>> begin Data lines

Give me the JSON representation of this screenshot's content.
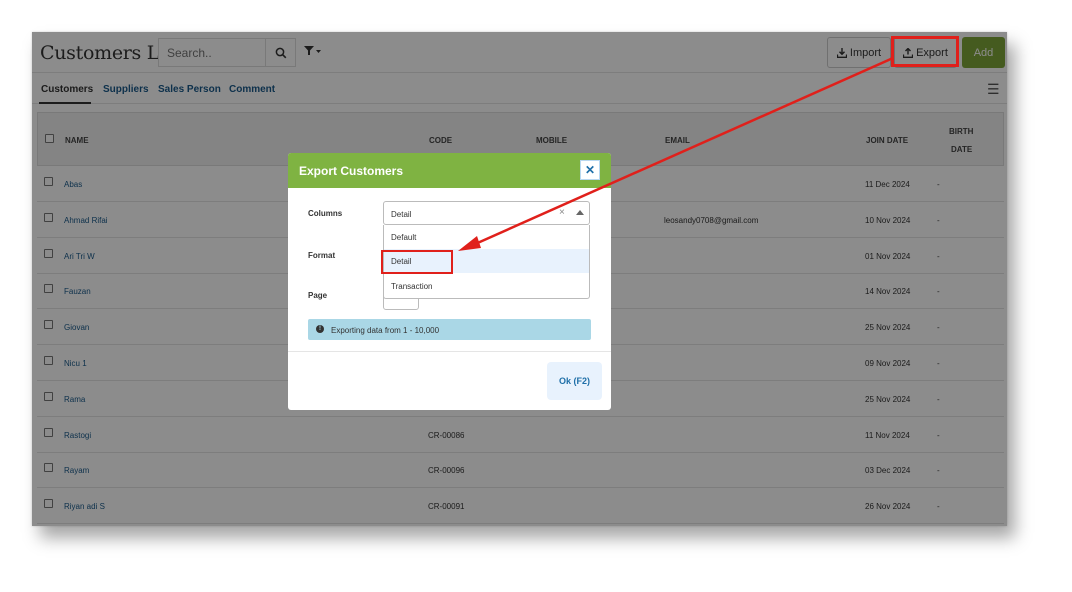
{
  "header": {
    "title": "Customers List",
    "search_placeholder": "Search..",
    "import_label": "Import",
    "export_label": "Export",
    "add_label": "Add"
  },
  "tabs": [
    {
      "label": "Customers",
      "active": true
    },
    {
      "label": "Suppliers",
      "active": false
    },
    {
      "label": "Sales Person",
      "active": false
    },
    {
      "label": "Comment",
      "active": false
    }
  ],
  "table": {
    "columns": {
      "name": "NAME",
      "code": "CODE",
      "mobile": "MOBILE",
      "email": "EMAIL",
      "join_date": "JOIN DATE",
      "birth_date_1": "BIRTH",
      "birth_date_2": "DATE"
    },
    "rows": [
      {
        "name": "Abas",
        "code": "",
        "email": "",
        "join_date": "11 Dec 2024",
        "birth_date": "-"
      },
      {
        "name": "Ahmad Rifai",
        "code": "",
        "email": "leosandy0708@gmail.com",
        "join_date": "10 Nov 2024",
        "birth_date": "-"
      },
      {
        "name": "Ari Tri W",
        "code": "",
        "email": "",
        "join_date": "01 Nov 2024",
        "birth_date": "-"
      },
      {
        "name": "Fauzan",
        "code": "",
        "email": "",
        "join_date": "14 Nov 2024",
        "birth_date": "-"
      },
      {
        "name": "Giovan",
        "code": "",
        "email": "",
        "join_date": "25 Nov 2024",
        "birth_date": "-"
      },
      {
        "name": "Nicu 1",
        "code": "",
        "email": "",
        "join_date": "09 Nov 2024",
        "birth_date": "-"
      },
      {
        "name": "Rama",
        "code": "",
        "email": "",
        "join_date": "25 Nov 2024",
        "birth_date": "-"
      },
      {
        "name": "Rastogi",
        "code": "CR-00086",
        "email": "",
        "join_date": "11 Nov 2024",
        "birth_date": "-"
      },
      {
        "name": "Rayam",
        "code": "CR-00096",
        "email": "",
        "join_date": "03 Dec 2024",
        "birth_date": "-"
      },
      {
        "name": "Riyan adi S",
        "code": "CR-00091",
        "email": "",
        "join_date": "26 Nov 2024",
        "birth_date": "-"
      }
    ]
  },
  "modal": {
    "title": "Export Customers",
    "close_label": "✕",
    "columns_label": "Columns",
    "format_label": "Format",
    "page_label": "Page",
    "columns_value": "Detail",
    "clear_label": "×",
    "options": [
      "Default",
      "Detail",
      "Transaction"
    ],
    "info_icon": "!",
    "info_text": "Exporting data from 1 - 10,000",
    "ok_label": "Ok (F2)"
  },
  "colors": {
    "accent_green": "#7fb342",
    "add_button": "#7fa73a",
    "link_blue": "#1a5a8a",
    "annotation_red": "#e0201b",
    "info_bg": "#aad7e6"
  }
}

>> end Data lines
>> begin Data lines

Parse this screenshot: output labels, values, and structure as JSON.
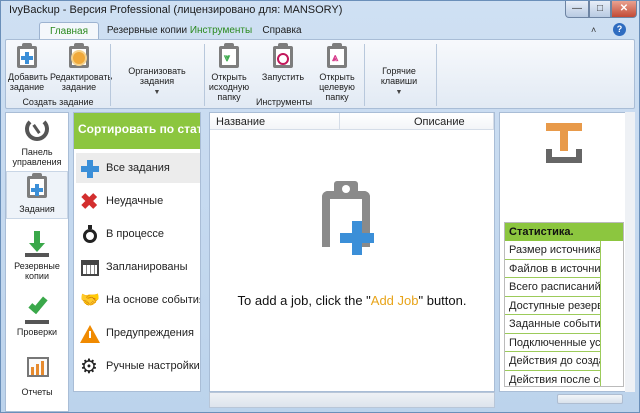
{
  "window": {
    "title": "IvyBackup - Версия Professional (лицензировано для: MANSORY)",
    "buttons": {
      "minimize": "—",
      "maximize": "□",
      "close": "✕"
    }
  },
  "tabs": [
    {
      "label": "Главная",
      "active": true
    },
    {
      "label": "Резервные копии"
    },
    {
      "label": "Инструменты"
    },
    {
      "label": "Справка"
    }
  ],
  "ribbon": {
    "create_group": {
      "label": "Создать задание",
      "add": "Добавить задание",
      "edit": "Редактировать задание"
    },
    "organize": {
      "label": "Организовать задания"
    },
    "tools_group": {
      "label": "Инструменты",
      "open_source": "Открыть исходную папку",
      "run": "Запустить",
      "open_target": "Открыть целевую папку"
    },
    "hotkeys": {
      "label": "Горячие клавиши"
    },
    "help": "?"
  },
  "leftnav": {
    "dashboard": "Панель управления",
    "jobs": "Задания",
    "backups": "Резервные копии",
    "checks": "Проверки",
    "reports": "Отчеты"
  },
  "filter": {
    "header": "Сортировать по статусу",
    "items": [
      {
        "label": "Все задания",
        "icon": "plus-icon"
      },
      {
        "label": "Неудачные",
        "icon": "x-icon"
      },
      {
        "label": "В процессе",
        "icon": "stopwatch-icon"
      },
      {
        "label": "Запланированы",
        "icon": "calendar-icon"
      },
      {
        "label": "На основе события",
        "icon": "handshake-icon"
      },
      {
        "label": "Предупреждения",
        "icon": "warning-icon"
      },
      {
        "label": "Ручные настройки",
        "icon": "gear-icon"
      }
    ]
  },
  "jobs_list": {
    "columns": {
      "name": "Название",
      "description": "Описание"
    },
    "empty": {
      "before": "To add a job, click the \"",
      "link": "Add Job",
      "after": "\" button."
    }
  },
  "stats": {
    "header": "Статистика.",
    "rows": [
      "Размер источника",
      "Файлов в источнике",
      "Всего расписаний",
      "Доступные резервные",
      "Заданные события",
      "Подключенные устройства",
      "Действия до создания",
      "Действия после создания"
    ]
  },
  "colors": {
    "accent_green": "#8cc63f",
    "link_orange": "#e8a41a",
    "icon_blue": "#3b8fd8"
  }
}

>> end Data lines

## To do
Search the data above for the string "создания" and copy each line that has it.

## Full answer
      "Действия до создания",
      "Действия после создания"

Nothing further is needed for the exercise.